GIVEN INSTRUCTION 1:
Could you copy the records word for word, starting at the beginning of the records and ending at the line that contains "nav-encounters[interactable]: Encounters (34, 123, 189, 153)"?
──────── EXTRACT PROVIDED ────────
You’re going through PDF reports. And the joke that we always say is that no matter how much money you spend on vulnerability management, you’re probably still using Excel somewhere. But the first thing that we do is we build all of your assets, we build essentially an asset inventory, and this is across not just the vulnerability data, but obviously the asset inventory as well. We’re hooked into your things like AWS. And we’re also de-duplicating across all of those, right? So you could see like for example, this container image was seen by PRISMACLOUD.SNYX For example, right? And we’re doing that across all the different types of tools. And then when you dig into the tool itself, not into the tool, sorry into the asset, I’m a little rusty. We go in and we actually look at all of the data associated with a particular asset.
And this is where the Asset Management takes itself to another level, which is where we say, “Hey, we have this asset record and it is being scanned and being managed in multiple different tools.” And so, we’re actually going to have to take all of the metadata about that asset from all these different places. So in this case, this particular asset, which is just a VM, is in AWS, it’s in CrowdStrike and we want to be able to manage and report and automate at scale based on any of these different fields, right? And so just very basic things like, “Hey, is this the same asset as a Nessus scan and being able to tie that into the same thing, and then being able to build analytics on top of that. So you have confidence that the data is accurate, right?
So step one. And we do that across all different types of assets. We classify assets based on the data coming in. And then from there, we allow you to start grouping things together. And this is where the real power of the platform starts to come in because we have this concept that… And this is something that blew our minds this was probably the most widely deployed feature like the fastest of anything that we ever did was just a nested hierarchy of being able to represent your organization. I think, that I actually talked about this on one of the Podcasts one time, which was, I think I called it like org based vulnerability management or org chart, vulnerability management. Yeah. Or something like that. So the concept there really is just, we have all these assets, these assets actually make up larger business objects.
Those business objects could be applications. And then those applications could be owned by teams. Those teams could be within divisions. Divisions could be part of managing directors, managing directors within departments. And I want to be able to represent all of that in one place. And I want all of that mapped automatically using the automation framework that’s built into nucleus. And so the example here is we’re looking at this accounting app, right? So this accounting app is made up of a bunch of different things. I can see all of the details around it. I can track, SLAs and scan coverage against that particular application. Compare that application against different applications. People love gamification and being able to track at these summary levels, as well as the detail oriented levels. But then at the same time, if my name is Scott Smith, I’m a Managing Director, or maybe I’m Gabe Johnson.
────────
GIVEN INSTRUCTION 2:
In the vulnerability management transcript, what joke does the speaker say they always tell?
──────── DATASET CONTENT ────────
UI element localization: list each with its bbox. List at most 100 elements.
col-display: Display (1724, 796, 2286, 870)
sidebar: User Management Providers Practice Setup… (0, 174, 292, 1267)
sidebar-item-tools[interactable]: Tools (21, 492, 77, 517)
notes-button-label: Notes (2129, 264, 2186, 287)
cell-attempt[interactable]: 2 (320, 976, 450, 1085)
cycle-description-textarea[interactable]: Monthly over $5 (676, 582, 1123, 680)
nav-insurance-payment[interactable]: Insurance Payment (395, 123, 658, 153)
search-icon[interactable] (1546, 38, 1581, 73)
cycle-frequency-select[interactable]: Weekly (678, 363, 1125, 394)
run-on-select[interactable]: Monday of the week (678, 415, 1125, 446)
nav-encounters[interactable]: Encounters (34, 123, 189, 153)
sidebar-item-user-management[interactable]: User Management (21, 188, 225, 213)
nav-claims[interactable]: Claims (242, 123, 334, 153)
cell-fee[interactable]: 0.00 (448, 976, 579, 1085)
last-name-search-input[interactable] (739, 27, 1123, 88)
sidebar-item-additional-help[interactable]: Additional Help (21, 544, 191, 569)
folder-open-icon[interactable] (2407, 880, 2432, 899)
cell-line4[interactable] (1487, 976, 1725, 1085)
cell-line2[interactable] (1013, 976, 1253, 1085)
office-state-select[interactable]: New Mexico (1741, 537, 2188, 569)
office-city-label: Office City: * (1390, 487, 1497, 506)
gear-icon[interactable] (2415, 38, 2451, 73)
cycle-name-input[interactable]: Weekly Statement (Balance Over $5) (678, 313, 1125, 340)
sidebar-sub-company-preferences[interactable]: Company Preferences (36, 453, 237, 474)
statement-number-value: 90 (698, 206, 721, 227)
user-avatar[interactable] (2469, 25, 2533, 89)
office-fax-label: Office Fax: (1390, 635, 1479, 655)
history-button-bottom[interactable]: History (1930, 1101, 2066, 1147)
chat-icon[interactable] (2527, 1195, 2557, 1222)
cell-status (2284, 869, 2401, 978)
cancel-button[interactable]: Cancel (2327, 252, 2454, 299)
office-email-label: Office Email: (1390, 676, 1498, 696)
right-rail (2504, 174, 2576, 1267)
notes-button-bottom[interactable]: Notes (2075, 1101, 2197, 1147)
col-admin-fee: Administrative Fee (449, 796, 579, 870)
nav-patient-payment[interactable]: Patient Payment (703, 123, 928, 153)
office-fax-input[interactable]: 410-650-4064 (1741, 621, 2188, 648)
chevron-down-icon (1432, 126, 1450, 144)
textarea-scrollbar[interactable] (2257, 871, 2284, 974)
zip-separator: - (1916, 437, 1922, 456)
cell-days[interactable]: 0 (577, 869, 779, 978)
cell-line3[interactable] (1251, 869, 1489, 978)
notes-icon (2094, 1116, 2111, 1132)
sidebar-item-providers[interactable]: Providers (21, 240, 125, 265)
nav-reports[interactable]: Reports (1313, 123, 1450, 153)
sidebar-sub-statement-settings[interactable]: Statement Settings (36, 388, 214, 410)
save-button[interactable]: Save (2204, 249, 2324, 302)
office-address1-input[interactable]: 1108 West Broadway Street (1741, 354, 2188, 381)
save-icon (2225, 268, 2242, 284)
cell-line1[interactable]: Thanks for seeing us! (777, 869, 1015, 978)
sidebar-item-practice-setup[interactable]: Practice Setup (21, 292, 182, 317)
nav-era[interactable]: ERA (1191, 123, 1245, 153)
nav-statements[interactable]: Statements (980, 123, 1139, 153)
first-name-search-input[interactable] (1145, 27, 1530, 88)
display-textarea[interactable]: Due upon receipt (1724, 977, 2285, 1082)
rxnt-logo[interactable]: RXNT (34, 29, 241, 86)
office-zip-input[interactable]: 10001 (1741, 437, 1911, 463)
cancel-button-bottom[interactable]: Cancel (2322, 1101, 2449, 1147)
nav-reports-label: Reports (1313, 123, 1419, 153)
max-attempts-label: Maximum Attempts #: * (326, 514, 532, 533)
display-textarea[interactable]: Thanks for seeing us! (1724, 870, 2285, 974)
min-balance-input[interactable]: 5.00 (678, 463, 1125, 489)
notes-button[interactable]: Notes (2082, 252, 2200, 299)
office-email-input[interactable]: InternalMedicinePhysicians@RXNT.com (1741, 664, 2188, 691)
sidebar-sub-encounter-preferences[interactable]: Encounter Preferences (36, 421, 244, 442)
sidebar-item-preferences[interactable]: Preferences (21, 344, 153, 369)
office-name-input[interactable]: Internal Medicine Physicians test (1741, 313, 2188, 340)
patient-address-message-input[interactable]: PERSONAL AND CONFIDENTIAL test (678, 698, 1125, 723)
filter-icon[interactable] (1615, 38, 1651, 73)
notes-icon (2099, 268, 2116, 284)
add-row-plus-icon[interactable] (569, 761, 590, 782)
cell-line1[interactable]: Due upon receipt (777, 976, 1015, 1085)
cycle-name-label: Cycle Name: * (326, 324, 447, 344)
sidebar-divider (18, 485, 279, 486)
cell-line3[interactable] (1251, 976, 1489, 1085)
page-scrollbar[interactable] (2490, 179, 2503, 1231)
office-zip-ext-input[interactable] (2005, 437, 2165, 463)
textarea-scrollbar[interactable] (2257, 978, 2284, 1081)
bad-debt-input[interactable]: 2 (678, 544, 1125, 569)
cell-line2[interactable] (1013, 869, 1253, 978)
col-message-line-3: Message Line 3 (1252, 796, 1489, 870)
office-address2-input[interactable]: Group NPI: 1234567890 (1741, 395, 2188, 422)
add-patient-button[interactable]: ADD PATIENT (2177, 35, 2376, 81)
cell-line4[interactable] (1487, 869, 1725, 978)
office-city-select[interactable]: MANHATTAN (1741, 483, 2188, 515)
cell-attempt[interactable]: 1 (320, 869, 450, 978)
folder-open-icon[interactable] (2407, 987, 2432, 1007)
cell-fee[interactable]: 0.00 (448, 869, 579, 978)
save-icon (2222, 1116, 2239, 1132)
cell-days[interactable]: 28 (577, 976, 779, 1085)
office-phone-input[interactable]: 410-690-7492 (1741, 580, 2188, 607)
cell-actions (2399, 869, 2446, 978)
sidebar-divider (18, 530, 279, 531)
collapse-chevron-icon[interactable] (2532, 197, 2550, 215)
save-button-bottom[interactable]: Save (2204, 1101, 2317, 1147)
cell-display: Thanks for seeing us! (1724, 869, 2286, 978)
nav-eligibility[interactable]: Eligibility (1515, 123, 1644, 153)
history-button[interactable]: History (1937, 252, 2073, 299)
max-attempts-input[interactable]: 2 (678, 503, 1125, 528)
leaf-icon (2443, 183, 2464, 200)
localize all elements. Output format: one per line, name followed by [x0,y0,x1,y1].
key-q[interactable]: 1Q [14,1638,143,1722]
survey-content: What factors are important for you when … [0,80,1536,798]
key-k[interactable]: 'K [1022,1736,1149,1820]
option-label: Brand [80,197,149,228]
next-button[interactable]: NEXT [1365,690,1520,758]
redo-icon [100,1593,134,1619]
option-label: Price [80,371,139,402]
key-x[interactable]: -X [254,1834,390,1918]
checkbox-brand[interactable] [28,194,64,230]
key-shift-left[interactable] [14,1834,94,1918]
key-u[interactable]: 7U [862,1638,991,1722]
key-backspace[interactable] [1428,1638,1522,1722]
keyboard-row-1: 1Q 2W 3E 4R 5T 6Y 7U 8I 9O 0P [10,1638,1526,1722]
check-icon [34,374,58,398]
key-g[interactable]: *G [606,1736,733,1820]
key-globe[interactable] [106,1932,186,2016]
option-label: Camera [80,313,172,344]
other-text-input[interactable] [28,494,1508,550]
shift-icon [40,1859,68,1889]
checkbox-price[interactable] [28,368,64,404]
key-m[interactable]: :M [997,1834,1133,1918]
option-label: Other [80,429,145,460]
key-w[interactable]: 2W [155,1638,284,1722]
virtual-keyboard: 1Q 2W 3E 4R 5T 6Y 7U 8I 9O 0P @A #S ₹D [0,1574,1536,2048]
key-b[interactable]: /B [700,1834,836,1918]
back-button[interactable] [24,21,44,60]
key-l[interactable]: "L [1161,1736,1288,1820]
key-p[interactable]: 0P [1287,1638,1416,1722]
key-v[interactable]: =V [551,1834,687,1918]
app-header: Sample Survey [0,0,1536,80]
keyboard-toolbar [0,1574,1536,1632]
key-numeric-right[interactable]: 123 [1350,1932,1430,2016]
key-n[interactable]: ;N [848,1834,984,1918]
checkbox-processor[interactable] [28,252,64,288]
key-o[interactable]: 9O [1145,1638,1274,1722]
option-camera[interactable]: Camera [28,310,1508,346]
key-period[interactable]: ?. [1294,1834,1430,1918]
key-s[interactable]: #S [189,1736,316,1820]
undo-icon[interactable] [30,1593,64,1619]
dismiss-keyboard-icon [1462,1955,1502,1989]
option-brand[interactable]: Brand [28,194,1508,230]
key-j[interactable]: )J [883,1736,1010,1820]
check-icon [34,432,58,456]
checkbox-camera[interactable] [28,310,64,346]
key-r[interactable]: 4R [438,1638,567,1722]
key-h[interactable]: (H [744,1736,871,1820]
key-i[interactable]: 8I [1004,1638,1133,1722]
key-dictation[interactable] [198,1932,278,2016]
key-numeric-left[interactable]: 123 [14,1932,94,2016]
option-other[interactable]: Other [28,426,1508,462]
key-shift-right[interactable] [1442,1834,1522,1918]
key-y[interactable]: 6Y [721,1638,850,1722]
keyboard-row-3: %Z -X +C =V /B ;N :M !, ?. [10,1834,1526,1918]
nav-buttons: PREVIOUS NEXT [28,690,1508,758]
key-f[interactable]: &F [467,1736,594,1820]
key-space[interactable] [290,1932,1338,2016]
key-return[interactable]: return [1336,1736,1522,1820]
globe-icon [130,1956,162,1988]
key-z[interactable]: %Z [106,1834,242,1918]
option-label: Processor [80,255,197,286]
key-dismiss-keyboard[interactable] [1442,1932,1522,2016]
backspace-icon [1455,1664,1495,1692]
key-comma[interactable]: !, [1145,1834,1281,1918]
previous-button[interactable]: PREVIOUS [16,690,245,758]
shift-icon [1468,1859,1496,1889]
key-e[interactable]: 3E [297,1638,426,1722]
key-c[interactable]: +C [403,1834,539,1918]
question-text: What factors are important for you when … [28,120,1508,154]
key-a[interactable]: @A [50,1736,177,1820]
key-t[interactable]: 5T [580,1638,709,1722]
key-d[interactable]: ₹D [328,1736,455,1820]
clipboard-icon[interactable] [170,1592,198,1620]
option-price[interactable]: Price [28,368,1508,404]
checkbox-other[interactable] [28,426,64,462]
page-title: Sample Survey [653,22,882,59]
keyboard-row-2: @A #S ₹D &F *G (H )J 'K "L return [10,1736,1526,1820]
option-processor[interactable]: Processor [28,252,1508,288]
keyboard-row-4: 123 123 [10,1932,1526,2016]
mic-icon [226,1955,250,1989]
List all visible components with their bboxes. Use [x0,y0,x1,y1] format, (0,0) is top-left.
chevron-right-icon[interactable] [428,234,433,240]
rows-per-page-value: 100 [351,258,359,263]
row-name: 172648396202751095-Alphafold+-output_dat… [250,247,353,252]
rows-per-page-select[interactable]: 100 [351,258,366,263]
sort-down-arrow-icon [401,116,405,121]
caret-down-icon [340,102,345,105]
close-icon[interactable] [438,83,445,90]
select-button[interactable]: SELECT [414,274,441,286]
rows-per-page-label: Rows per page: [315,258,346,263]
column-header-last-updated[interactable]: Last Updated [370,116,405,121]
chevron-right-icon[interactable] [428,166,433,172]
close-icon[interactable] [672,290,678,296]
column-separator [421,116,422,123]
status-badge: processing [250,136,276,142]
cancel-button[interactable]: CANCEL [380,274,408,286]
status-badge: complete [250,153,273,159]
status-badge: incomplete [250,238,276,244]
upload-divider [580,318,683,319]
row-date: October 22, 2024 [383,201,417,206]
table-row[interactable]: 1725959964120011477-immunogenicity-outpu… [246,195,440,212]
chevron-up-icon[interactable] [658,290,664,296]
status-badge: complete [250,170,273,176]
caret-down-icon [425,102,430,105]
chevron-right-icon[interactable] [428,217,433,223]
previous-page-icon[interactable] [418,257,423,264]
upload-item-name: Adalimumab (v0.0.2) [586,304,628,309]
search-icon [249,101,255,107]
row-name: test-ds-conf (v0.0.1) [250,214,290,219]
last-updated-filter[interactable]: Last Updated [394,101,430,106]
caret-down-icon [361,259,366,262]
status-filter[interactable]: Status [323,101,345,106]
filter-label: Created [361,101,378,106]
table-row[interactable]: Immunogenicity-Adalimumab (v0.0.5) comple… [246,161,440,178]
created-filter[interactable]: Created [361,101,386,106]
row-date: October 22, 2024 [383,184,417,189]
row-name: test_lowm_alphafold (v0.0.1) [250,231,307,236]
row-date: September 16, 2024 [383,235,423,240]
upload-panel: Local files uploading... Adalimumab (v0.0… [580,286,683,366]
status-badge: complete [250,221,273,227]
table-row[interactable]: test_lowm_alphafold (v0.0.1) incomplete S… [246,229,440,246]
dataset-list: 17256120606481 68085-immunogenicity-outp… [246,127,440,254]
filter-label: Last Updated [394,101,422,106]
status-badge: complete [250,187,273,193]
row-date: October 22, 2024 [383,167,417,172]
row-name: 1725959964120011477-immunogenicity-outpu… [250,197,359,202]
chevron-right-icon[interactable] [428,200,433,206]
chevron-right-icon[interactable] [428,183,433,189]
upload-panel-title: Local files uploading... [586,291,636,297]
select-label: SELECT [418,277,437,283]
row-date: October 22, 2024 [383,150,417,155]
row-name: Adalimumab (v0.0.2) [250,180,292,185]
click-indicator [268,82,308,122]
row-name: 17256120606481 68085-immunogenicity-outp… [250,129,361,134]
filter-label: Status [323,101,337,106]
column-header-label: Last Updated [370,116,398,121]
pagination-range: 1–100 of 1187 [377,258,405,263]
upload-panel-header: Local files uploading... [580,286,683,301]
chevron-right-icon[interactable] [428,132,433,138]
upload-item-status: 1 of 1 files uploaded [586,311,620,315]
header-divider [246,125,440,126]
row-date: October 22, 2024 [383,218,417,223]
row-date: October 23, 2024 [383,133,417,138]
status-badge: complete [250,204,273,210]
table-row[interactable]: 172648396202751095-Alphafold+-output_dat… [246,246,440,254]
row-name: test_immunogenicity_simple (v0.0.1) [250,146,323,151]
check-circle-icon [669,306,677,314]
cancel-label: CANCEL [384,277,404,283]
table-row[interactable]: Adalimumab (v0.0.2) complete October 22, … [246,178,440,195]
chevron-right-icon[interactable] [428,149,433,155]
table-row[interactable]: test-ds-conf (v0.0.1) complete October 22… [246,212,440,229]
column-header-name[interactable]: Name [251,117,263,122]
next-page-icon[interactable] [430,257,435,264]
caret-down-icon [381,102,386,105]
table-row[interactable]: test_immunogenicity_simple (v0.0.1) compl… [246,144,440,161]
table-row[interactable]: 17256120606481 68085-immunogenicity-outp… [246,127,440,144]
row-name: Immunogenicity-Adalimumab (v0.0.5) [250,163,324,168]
────────
FULL OUTPUT 1:
UI element localization: list each with its bbox. List at most 100 elements.
col-display: Display (1724, 796, 2286, 870)
sidebar: User Management Providers Practice Setup… (0, 174, 292, 1267)
sidebar-item-tools[interactable]: Tools (21, 492, 77, 517)
notes-button-label: Notes (2129, 264, 2186, 287)
cell-attempt[interactable]: 2 (320, 976, 450, 1085)
cycle-description-textarea[interactable]: Monthly over $5 (676, 582, 1123, 680)
nav-insurance-payment[interactable]: Insurance Payment (395, 123, 658, 153)
search-icon[interactable] (1546, 38, 1581, 73)
cycle-frequency-select[interactable]: Weekly (678, 363, 1125, 394)
run-on-select[interactable]: Monday of the week (678, 415, 1125, 446)
nav-encounters[interactable]: Encounters (34, 123, 189, 153)

FULL OUTPUT 2:
No matter how much money you spend on vulnerability management, you're probably still using Excel somewhere.